● **Goal**
Print the records again, character for character.

● **Information shown**
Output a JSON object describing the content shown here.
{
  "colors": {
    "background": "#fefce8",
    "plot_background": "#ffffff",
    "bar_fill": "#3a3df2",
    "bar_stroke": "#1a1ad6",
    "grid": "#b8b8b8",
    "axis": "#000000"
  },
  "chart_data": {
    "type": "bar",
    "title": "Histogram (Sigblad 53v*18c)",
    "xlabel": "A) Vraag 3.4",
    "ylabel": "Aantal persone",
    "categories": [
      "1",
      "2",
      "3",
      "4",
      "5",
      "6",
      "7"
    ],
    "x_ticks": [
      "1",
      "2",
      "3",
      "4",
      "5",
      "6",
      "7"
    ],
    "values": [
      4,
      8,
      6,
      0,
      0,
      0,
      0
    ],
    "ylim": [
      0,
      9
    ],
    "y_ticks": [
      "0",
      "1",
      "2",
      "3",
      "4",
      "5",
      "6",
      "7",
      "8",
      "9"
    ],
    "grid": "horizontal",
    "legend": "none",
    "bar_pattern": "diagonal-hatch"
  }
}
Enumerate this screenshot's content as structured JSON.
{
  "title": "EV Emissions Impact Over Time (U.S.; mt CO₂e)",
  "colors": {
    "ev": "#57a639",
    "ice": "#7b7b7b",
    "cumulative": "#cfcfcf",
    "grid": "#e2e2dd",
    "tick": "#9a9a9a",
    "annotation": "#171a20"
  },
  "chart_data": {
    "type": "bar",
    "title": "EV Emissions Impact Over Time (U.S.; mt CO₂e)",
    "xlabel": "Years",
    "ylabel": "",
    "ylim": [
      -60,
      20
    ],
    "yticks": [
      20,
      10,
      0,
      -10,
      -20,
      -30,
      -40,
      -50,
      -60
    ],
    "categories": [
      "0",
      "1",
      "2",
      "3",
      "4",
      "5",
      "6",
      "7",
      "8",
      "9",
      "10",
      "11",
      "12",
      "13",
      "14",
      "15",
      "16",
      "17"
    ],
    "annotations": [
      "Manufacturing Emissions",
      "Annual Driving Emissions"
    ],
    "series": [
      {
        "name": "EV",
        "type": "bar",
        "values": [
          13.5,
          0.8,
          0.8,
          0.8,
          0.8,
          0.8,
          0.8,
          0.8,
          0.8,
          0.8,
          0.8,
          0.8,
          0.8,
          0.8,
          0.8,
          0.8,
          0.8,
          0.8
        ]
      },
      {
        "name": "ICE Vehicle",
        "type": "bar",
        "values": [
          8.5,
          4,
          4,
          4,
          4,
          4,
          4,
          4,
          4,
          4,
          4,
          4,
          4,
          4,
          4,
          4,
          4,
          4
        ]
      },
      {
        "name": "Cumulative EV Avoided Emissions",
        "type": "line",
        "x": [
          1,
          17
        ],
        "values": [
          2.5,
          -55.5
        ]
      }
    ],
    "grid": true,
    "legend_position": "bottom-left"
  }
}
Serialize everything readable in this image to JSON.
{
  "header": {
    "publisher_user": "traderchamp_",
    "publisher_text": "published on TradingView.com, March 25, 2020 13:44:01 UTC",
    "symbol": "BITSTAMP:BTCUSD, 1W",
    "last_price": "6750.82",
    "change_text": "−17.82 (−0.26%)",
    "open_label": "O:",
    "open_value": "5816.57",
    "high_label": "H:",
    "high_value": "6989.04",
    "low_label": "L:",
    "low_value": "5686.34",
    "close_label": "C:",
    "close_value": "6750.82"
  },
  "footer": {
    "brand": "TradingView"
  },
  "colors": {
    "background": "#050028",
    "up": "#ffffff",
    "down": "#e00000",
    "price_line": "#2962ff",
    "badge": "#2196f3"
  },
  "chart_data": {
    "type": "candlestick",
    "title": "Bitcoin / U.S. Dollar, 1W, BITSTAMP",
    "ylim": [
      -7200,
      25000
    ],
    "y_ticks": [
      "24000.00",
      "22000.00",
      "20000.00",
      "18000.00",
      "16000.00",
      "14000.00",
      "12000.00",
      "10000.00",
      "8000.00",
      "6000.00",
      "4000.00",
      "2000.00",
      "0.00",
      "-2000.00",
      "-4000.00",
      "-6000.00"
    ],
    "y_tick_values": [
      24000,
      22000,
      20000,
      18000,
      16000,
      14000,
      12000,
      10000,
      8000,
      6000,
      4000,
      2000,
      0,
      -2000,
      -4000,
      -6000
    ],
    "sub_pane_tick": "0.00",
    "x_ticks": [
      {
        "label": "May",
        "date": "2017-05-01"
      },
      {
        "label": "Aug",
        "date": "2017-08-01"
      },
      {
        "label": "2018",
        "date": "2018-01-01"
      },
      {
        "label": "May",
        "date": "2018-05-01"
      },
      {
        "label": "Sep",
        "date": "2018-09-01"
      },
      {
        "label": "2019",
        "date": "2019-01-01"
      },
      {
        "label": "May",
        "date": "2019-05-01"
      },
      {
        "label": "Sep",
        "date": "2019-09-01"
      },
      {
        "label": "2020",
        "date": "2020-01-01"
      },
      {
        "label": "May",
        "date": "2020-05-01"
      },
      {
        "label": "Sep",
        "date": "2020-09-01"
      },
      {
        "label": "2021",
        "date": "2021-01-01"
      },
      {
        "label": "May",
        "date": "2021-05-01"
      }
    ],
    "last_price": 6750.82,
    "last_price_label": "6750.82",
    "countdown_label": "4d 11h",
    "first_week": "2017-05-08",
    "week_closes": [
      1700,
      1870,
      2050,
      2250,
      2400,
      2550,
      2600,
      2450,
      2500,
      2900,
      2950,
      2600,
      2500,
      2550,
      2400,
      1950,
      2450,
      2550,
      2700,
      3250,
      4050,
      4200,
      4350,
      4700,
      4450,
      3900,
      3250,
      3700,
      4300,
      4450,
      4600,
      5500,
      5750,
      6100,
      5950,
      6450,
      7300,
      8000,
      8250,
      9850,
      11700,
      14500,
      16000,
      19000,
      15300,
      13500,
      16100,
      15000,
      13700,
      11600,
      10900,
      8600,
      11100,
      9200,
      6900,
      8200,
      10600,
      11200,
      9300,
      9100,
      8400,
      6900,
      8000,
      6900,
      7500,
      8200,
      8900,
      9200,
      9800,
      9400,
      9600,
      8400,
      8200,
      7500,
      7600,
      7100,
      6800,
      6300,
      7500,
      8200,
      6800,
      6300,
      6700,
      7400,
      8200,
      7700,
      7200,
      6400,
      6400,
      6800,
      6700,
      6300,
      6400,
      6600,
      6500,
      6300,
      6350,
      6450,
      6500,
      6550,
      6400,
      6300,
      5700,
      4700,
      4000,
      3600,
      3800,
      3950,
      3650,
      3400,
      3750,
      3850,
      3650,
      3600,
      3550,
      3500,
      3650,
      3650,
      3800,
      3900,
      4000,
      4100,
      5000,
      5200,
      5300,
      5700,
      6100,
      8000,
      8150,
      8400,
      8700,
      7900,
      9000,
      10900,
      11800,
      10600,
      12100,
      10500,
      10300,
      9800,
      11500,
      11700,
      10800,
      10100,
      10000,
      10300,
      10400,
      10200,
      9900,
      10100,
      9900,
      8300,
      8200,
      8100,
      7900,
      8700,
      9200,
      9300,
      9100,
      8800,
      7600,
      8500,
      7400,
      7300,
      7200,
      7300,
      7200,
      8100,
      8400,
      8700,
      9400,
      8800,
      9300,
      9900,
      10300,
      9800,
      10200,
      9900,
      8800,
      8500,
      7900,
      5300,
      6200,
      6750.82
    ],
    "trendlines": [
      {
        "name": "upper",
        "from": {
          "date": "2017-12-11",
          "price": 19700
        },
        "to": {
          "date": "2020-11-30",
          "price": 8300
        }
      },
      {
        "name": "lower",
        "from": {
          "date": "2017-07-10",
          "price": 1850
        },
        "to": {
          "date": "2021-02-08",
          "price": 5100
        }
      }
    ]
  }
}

● **Exercise response**
Output a JSON object describing the content shown here.
{
  "colors": {
    "background": "#fefce8",
    "plot_background": "#ffffff",
    "bar_fill": "#3a3df2",
    "bar_stroke": "#1a1ad6",
    "grid": "#b8b8b8",
    "axis": "#000000"
  },
  "chart_data": {
    "type": "bar",
    "title": "Histogram (Sigblad 53v*18c)",
    "xlabel": "A) Vraag 3.4",
    "ylabel": "Aantal persone",
    "categories": [
      "1",
      "2",
      "3",
      "4",
      "5",
      "6",
      "7"
    ],
    "x_ticks": [
      "1",
      "2",
      "3",
      "4",
      "5",
      "6",
      "7"
    ],
    "values": [
      4,
      8,
      6,
      0,
      0,
      0,
      0
    ],
    "ylim": [
      0,
      9
    ],
    "y_ticks": [
      "0",
      "1",
      "2",
      "3",
      "4",
      "5",
      "6",
      "7",
      "8",
      "9"
    ],
    "grid": "horizontal",
    "legend": "none",
    "bar_pattern": "diagonal-hatch"
  }
}
Enumerate this screenshot's content as structured JSON.
{
  "title": "EV Emissions Impact Over Time (U.S.; mt CO₂e)",
  "colors": {
    "ev": "#57a639",
    "ice": "#7b7b7b",
    "cumulative": "#cfcfcf",
    "grid": "#e2e2dd",
    "tick": "#9a9a9a",
    "annotation": "#171a20"
  },
  "chart_data": {
    "type": "bar",
    "title": "EV Emissions Impact Over Time (U.S.; mt CO₂e)",
    "xlabel": "Years",
    "ylabel": "",
    "ylim": [
      -60,
      20
    ],
    "yticks": [
      20,
      10,
      0,
      -10,
      -20,
      -30,
      -40,
      -50,
      -60
    ],
    "categories": [
      "0",
      "1",
      "2",
      "3",
      "4",
      "5",
      "6",
      "7",
      "8",
      "9",
      "10",
      "11",
      "12",
      "13",
      "14",
      "15",
      "16",
      "17"
    ],
    "annotations": [
      "Manufacturing Emissions",
      "Annual Driving Emissions"
    ],
    "series": [
      {
        "name": "EV",
        "type": "bar",
        "values": [
          13.5,
          0.8,
          0.8,
          0.8,
          0.8,
          0.8,
          0.8,
          0.8,
          0.8,
          0.8,
          0.8,
          0.8,
          0.8,
          0.8,
          0.8,
          0.8,
          0.8,
          0.8
        ]
      },
      {
        "name": "ICE Vehicle",
        "type": "bar",
        "values": [
          8.5,
          4,
          4,
          4,
          4,
          4,
          4,
          4,
          4,
          4,
          4,
          4,
          4,
          4,
          4,
          4,
          4,
          4
        ]
      },
      {
        "name": "Cumulative EV Avoided Emissions",
        "type": "line",
        "x": [
          1,
          17
        ],
        "values": [
          2.5,
          -55.5
        ]
      }
    ],
    "grid": true,
    "legend_position": "bottom-left"
  }
}
Serialize everything readable in this image to JSON.
{
  "header": {
    "publisher_user": "traderchamp_",
    "publisher_text": "published on TradingView.com, March 25, 2020 13:44:01 UTC",
    "symbol": "BITSTAMP:BTCUSD, 1W",
    "last_price": "6750.82",
    "change_text": "−17.82 (−0.26%)",
    "open_label": "O:",
    "open_value": "5816.57",
    "high_label": "H:",
    "high_value": "6989.04",
    "low_label": "L:",
    "low_value": "5686.34",
    "close_label": "C:",
    "close_value": "6750.82"
  },
  "footer": {
    "brand": "TradingView"
  },
  "colors": {
    "background": "#050028",
    "up": "#ffffff",
    "down": "#e00000",
    "price_line": "#2962ff",
    "badge": "#2196f3"
  },
  "chart_data": {
    "type": "candlestick",
    "title": "Bitcoin / U.S. Dollar, 1W, BITSTAMP",
    "ylim": [
      -7200,
      25000
    ],
    "y_ticks": [
      "24000.00",
      "22000.00",
      "20000.00",
      "18000.00",
      "16000.00",
      "14000.00",
      "12000.00",
      "10000.00",
      "8000.00",
      "6000.00",
      "4000.00",
      "2000.00",
      "0.00",
      "-2000.00",
      "-4000.00",
      "-6000.00"
    ],
    "y_tick_values": [
      24000,
      22000,
      20000,
      18000,
      16000,
      14000,
      12000,
      10000,
      8000,
      6000,
      4000,
      2000,
      0,
      -2000,
      -4000,
      -6000
    ],
    "sub_pane_tick": "0.00",
    "x_ticks": [
      {
        "label": "May",
        "date": "2017-05-01"
      },
      {
        "label": "Aug",
        "date": "2017-08-01"
      },
      {
        "label": "2018",
        "date": "2018-01-01"
      },
      {
        "label": "May",
        "date": "2018-05-01"
      },
      {
        "label": "Sep",
        "date": "2018-09-01"
      },
      {
        "label": "2019",
        "date": "2019-01-01"
      },
      {
        "label": "May",
        "date": "2019-05-01"
      },
      {
        "label": "Sep",
        "date": "2019-09-01"
      },
      {
        "label": "2020",
        "date": "2020-01-01"
      },
      {
        "label": "May",
        "date": "2020-05-01"
      },
      {
        "label": "Sep",
        "date": "2020-09-01"
      },
      {
        "label": "2021",
        "date": "2021-01-01"
      },
      {
        "label": "May",
        "date": "2021-05-01"
      }
    ],
    "last_price": 6750.82,
    "last_price_label": "6750.82",
    "countdown_label": "4d 11h",
    "first_week": "2017-05-08",
    "week_closes": [
      1700,
      1870,
      2050,
      2250,
      2400,
      2550,
      2600,
      2450,
      2500,
      2900,
      2950,
      2600,
      2500,
      2550,
      2400,
      1950,
      2450,
      2550,
      2700,
      3250,
      4050,
      4200,
      4350,
      4700,
      4450,
      3900,
      3250,
      3700,
      4300,
      4450,
      4600,
      5500,
      5750,
      6100,
      5950,
      6450,
      7300,
      8000,
      8250,
      9850,
      11700,
      14500,
      16000,
      19000,
      15300,
      13500,
      16100,
      15000,
      13700,
      11600,
      10900,
      8600,
      11100,
      9200,
      6900,
      8200,
      10600,
      11200,
      9300,
      9100,
      8400,
      6900,
      8000,
      6900,
      7500,
      8200,
      8900,
      9200,
      9800,
      9400,
      9600,
      8400,
      8200,
      7500,
      7600,
      7100,
      6800,
      6300,
      7500,
      8200,
      6800,
      6300,
      6700,
      7400,
      8200,
      7700,
      7200,
      6400,
      6400,
      6800,
      6700,
      6300,
      6400,
      6600,
      6500,
      6300,
      6350,
      6450,
      6500,
      6550,
      6400,
      6300,
      5700,
      4700,
      4000,
      3600,
      3800,
      3950,
      3650,
      3400,
      3750,
      3850,
      3650,
      3600,
      3550,
      3500,
      3650,
      3650,
      3800,
      3900,
      4000,
      4100,
      5000,
      5200,
      5300,
      5700,
      6100,
      8000,
      8150,
      8400,
      8700,
      7900,
      9000,
      10900,
      11800,
      10600,
      12100,
      10500,
      10300,
      9800,
      11500,
      11700,
      10800,
      10100,
      10000,
      10300,
      10400,
      10200,
      9900,
      10100,
      9900,
      8300,
      8200,
      8100,
      7900,
      8700,
      9200,
      9300,
      9100,
      8800,
      7600,
      8500,
      7400,
      7300,
      7200,
      7300,
      7200,
      8100,
      8400,
      8700,
      9400,
      8800,
      9300,
      9900,
      10300,
      9800,
      10200,
      9900,
      8800,
      8500,
      7900,
      5300,
      6200,
      6750.82
    ],
    "trendlines": [
      {
        "name": "upper",
        "from": {
          "date": "2017-12-11",
          "price": 19700
        },
        "to": {
          "date": "2020-11-30",
          "price": 8300
        }
      },
      {
        "name": "lower",
        "from": {
          "date": "2017-07-10",
          "price": 1850
        },
        "to": {
          "date": "2021-02-08",
          "price": 5100
        }
      }
    ]
  }
}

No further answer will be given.